# What the task requires
Copy each line below in which the string "展开丰富的联想" occurs.

===============

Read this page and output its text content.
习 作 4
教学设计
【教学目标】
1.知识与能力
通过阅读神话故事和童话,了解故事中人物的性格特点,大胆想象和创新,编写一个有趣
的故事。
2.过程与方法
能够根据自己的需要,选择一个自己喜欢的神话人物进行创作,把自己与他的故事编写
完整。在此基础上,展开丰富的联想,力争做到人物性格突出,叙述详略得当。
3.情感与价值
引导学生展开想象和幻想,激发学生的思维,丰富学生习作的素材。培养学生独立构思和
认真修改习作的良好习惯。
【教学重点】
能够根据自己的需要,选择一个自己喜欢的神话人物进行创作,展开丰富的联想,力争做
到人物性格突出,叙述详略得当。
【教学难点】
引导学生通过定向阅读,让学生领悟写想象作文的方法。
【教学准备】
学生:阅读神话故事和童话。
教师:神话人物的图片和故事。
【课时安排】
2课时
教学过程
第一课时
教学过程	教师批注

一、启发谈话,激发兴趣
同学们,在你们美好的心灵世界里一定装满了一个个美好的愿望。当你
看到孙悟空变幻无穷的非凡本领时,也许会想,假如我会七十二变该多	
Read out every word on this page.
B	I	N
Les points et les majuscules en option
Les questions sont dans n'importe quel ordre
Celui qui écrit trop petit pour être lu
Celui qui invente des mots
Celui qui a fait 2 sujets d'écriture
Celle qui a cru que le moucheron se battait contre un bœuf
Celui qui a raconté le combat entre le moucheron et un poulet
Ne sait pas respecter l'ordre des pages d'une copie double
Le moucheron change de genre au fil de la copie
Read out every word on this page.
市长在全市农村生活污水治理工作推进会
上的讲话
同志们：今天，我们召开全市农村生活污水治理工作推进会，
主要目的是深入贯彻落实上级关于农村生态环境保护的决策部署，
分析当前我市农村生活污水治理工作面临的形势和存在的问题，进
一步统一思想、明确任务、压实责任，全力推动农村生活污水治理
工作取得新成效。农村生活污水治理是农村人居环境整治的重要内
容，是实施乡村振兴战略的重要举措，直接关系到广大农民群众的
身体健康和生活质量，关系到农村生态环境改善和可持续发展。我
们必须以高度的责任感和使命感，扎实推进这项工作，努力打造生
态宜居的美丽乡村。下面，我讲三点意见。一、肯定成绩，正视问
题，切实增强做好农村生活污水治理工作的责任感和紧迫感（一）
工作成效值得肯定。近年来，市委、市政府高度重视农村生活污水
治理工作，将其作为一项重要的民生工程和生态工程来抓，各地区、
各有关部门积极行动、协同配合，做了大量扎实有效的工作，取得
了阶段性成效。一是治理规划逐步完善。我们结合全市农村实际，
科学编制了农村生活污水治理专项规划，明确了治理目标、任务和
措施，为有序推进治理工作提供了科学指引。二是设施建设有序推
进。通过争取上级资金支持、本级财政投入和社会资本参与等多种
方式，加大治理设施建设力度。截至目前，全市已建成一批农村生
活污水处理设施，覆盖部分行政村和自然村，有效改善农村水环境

===============

# Answer to this task
完整。在此基础上,展开丰富的联想,力争做到人物性格突出,叙述详略得当。
能够根据自己的需要,选择一个自己喜欢的神话人物进行创作,展开丰富的联想,力争做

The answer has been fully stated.